* Page excerpt:
******

In [1]:
# Load packages.
import numpy as np
import pandas as pd
import datetime
import matplotlib.pyplot as plt   
%matplotlib inline  
In [2]:
# Read data into pandas dataframe.
bl = pd.read_csv('TACOMA_BUSINESS_LICENSE.csv')
In [3]:
# Convert date to datetime format.
bl['BUSINESS OPEN DATE'] = pd.to_datetime(bl['BUSINESS OPEN DATE'])
In [4]:
# Remove businesses with open date after "today".
bl = bl[bl['BUSINESS OPEN DATE'] <='2017-05-04']
In [5]:
tacoma_zip_codes = [98402, 98403, 98404,  98405, 98406, 98407, 
                    98408, 98409, 98418, 98421, 98422, 98465]
In [6]:
# Clean up ZIP code data.
# Remove extra numbers after first 5 digits and remove non-numeric ZIP codes.
bl['ZIP CODE 5 string'] = bl['ZIP CODE'].str[:5]
# If zip code contains any characters, replace it with 00000
bl.loc[bl['ZIP CODE 5 string'].str.contains('[a-zA-Z]'), 'ZIP CODE 5 string']  = '00000' 
# Create another zip code column that has integer format.
bl['ZIP CODE 5 int'] = bl['ZIP CODE 5 string'].astype(int)
In [7]:
# Create new column which contains only first two digits of NAICS CODE.
bl['NAICS CODE FIRST TWO'] = bl['NAICS CODE'].fillna('00')
bl['NAICS CODE FIRST TWO'] = bl['NAICS CODE FIRST TWO'].astype(str)
bl['NAICS CODE FIRST TWO'] = bl['NAICS CODE FIRST TWO'].str[:2]
In [8]:
# Count up the number of licenses for each NAICS CODE 2 digit grouping.
bl_groupedbynaicsfirst2 = bl.groupby('NAICS CODE FIRST TWO')['BUSINESS NAME'].count()
sorted = bl_groupedbynaicsfirst2.sort_values()
In [9]:
# How many unique NAICS 2 digits codes are there in this dataset?
naics_keys = sorted.keys()
In [10]:
# Create the dataset to be used in the k-modes clustering algorithm
# Create new column with open year.
bl['BUSINESS OPEN YEAR'] = bl['BUSINESS OPEN DATE'].dt.year
In [11]:
# ZIP code vs business open year
ax = bl.plot.scatter(x="BUSINESS OPEN YEAR", y = "ZIP CODE 5 int", figsize=(20,8), fontsize = 15, legend = False);
ax.set_xlabel('Business Open Year', fontsize = 15)
ax.set_ylabel('ZIP CODE 5', fontsize = 15);
In [12]:
# Create dictionaries to store the data from the k-modes algorithm.
cluster_dict = {}
kproto_dict = {}
In [13]:
# To use the data in the pickle file, read it in here.
import pickle   
cluster_info = pickle.load(open('cluster_data.p', 'rb'))
In [14]:
# Print cluster centroid: year, NAICS ID, and ZIP code
year = cluster_info[5][2][0]
IDZIP = cluster_info[5][2][1]
print 'Year NAICS  ZIP'
for i in range(len(year)):
    print int(year[i][0]), IDZIP[i][0], '   ', IDZIP[i][1]
Year NAICS  ZIP
2015 48     98409
1993 23     98409
2004 53     98409
2011 53     98409
1972 42     98409
In [15]:
# First, assign each business in the dataframe to a cluster.

******

* Given material:

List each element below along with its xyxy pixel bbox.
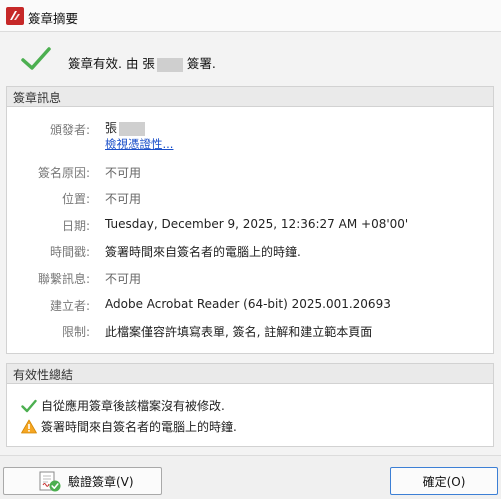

******

* Given instruction 1:
In the Tacoma business license notebook, what value replaces a five-digit ZIP code string that contains any letters?
* Given instruction 2:
Continue the Tacoma business license notebook from its final line.

* Written answer 1:
00000

* Written answer 2:
bl['cluster_num'] = cluster_info[5][3]
In [16]:
xaxisorderkeys = naics_keys
xaxisorderyears = range(1922,2017)

plt.figure(figsize = (10,8))  #w,h
numplots = 5
# Clusters arranged in approximate chronological order.
plot_order = [4,1,2,3,0]
for i in range(numplots):
    clustername = 'Cluster ' + str(i+1)
    current_cluster = bl[bl['cluster_num']==plot_order[i]]

    plt.subplot(numplots, 3, (i+2*i)+1)
    current_cluster['NAICS CODE FIRST TWO'].value_counts().reindex(xaxisorderkeys).plot(
        kind='bar', fontsize = 5)
    plt.ylabel('Count', fontsize = 8)
    plt.xlabel('First 2 digits of NAICS Code', fontsize = 8)

    plt.subplot(numplots, 3, (i+2*i)+2)
    current_cluster['BUSINESS OPEN YEAR'].value_counts().reindex(xaxisorderyears).plot(
        kind='line', fontsize = 5)
    plt.xlabel('Year', fontsize = 8)

    plt.subplot(numplots, 3, (i+2*i)+3)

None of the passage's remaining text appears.